* [EXERCISE]:
Identify all lines below that hold "this" and collect them.

* [MATERIALS PROVIDED]:
=-=-=-=-=

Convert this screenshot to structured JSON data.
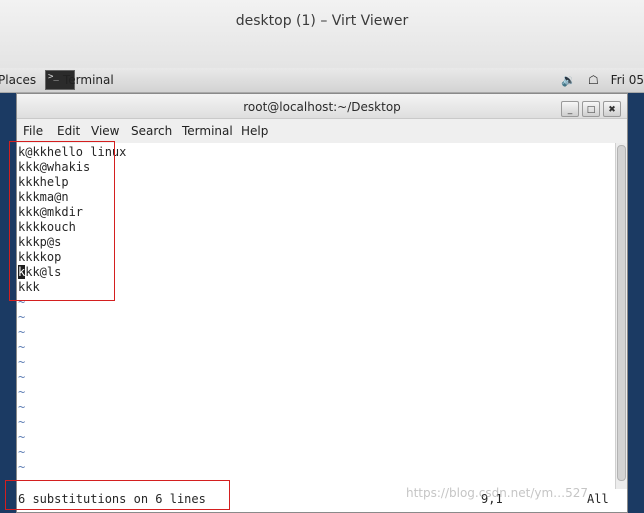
{
  "window": {
    "title": "desktop (1) – Virt Viewer"
  },
  "topbar": {
    "places_label": "Places",
    "terminal_task_label": "Terminal",
    "terminal_icon_glyph": ">_",
    "volume_icon_glyph": "🔉",
    "network_icon_glyph": "☖",
    "clock": "Fri 05"
  },
  "terminal": {
    "title": "root@localhost:~/Desktop",
    "buttons": {
      "minimize": "_",
      "maximize": "□",
      "close": "✖"
    },
    "menu": [
      "File",
      "Edit",
      "View",
      "Search",
      "Terminal",
      "Help"
    ]
  },
  "editor": {
    "lines": [
      "k@kkhello linux",
      "kkk@whakis",
      "kkkhelp",
      "kkkma@n",
      "kkk@mkdir",
      "kkkkouch",
      "kkkp@s",
      "kkkkop"
    ],
    "cursor_line": {
      "cursor_char": "k",
      "rest": "kk@ls"
    },
    "last_line": "kkk",
    "tilde": "~",
    "status_message": "6 substitutions on 6 lines",
    "cursor_position": "9,1",
    "scroll_position": "All"
  },
  "watermark": "https://blog.csdn.net/ym…527",
  "colors": {
    "annotation": "#d41f1f",
    "desktop": "#1b3a63",
    "tilde": "#5f7fb5"
  }
}
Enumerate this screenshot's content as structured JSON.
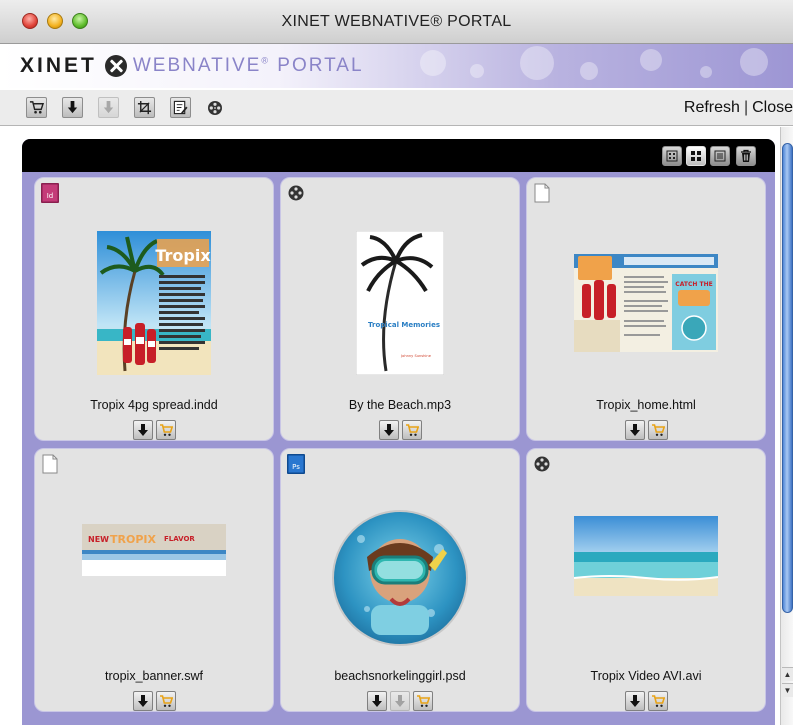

=-=-=-=-=

* [TASK RESPONSE]:
Convert this screenshot to structured JSON data.
Enumerate this screenshot's content as structured JSON.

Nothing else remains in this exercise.